#### Entries supplied

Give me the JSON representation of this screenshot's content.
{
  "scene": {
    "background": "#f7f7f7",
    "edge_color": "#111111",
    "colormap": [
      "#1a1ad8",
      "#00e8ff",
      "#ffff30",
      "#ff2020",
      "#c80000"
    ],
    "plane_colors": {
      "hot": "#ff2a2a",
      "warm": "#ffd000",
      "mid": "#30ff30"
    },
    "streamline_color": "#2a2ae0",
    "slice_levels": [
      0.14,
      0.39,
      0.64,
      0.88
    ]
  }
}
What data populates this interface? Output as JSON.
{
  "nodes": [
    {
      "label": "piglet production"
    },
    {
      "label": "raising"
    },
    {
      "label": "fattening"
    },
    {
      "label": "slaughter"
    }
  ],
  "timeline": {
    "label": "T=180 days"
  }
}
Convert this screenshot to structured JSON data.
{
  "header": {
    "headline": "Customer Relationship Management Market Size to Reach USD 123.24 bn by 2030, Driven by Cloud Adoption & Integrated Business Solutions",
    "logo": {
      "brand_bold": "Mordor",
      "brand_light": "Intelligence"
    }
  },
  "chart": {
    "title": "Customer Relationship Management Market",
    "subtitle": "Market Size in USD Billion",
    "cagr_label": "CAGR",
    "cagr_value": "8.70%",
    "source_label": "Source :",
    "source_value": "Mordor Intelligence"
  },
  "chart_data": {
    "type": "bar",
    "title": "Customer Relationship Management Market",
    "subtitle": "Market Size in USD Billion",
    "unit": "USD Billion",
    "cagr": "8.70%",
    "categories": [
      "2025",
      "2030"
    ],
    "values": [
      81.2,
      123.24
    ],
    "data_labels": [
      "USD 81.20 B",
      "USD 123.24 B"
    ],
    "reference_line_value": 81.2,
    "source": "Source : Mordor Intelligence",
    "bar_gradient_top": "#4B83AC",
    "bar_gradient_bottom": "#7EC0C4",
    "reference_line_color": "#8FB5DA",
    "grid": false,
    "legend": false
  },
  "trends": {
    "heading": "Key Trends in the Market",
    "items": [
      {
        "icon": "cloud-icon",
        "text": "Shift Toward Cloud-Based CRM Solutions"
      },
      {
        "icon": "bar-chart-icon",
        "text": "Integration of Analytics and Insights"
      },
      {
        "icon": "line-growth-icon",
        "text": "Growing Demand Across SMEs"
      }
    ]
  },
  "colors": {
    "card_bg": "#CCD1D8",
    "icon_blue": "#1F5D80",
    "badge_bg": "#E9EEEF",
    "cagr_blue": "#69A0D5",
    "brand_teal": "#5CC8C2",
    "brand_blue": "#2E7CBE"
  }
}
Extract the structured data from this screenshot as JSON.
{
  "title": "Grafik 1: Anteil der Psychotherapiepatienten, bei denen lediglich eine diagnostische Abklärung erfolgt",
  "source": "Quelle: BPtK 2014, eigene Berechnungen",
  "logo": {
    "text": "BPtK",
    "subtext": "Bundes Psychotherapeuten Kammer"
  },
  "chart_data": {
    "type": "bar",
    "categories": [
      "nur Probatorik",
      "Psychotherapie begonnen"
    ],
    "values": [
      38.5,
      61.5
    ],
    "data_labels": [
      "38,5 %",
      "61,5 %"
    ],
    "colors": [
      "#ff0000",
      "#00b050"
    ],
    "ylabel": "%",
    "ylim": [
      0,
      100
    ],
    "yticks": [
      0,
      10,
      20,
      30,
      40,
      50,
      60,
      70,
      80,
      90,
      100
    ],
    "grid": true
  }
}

#### Direction
Above are the records; retype them all without a single difference.

#### Exercise solution
Give me the JSON representation of this screenshot's content.
{
  "scene": {
    "background": "#f7f7f7",
    "edge_color": "#111111",
    "colormap": [
      "#1a1ad8",
      "#00e8ff",
      "#ffff30",
      "#ff2020",
      "#c80000"
    ],
    "plane_colors": {
      "hot": "#ff2a2a",
      "warm": "#ffd000",
      "mid": "#30ff30"
    },
    "streamline_color": "#2a2ae0",
    "slice_levels": [
      0.14,
      0.39,
      0.64,
      0.88
    ]
  }
}
What data populates this interface? Output as JSON.
{
  "nodes": [
    {
      "label": "piglet production"
    },
    {
      "label": "raising"
    },
    {
      "label": "fattening"
    },
    {
      "label": "slaughter"
    }
  ],
  "timeline": {
    "label": "T=180 days"
  }
}
Convert this screenshot to structured JSON data.
{
  "header": {
    "headline": "Customer Relationship Management Market Size to Reach USD 123.24 bn by 2030, Driven by Cloud Adoption & Integrated Business Solutions",
    "logo": {
      "brand_bold": "Mordor",
      "brand_light": "Intelligence"
    }
  },
  "chart": {
    "title": "Customer Relationship Management Market",
    "subtitle": "Market Size in USD Billion",
    "cagr_label": "CAGR",
    "cagr_value": "8.70%",
    "source_label": "Source :",
    "source_value": "Mordor Intelligence"
  },
  "chart_data": {
    "type": "bar",
    "title": "Customer Relationship Management Market",
    "subtitle": "Market Size in USD Billion",
    "unit": "USD Billion",
    "cagr": "8.70%",
    "categories": [
      "2025",
      "2030"
    ],
    "values": [
      81.2,
      123.24
    ],
    "data_labels": [
      "USD 81.20 B",
      "USD 123.24 B"
    ],
    "reference_line_value": 81.2,
    "source": "Source : Mordor Intelligence",
    "bar_gradient_top": "#4B83AC",
    "bar_gradient_bottom": "#7EC0C4",
    "reference_line_color": "#8FB5DA",
    "grid": false,
    "legend": false
  },
  "trends": {
    "heading": "Key Trends in the Market",
    "items": [
      {
        "icon": "cloud-icon",
        "text": "Shift Toward Cloud-Based CRM Solutions"
      },
      {
        "icon": "bar-chart-icon",
        "text": "Integration of Analytics and Insights"
      },
      {
        "icon": "line-growth-icon",
        "text": "Growing Demand Across SMEs"
      }
    ]
  },
  "colors": {
    "card_bg": "#CCD1D8",
    "icon_blue": "#1F5D80",
    "badge_bg": "#E9EEEF",
    "cagr_blue": "#69A0D5",
    "brand_teal": "#5CC8C2",
    "brand_blue": "#2E7CBE"
  }
}
Extract the structured data from this screenshot as JSON.
{
  "title": "Grafik 1: Anteil der Psychotherapiepatienten, bei denen lediglich eine diagnostische Abklärung erfolgt",
  "source": "Quelle: BPtK 2014, eigene Berechnungen",
  "logo": {
    "text": "BPtK",
    "subtext": "Bundes Psychotherapeuten Kammer"
  },
  "chart_data": {
    "type": "bar",
    "categories": [
      "nur Probatorik",
      "Psychotherapie begonnen"
    ],
    "values": [
      38.5,
      61.5
    ],
    "data_labels": [
      "38,5 %",
      "61,5 %"
    ],
    "colors": [
      "#ff0000",
      "#00b050"
    ],
    "ylabel": "%",
    "ylim": [
      0,
      100
    ],
    "yticks": [
      0,
      10,
      20,
      30,
      40,
      50,
      60,
      70,
      80,
      90,
      100
    ],
    "grid": true
  }
}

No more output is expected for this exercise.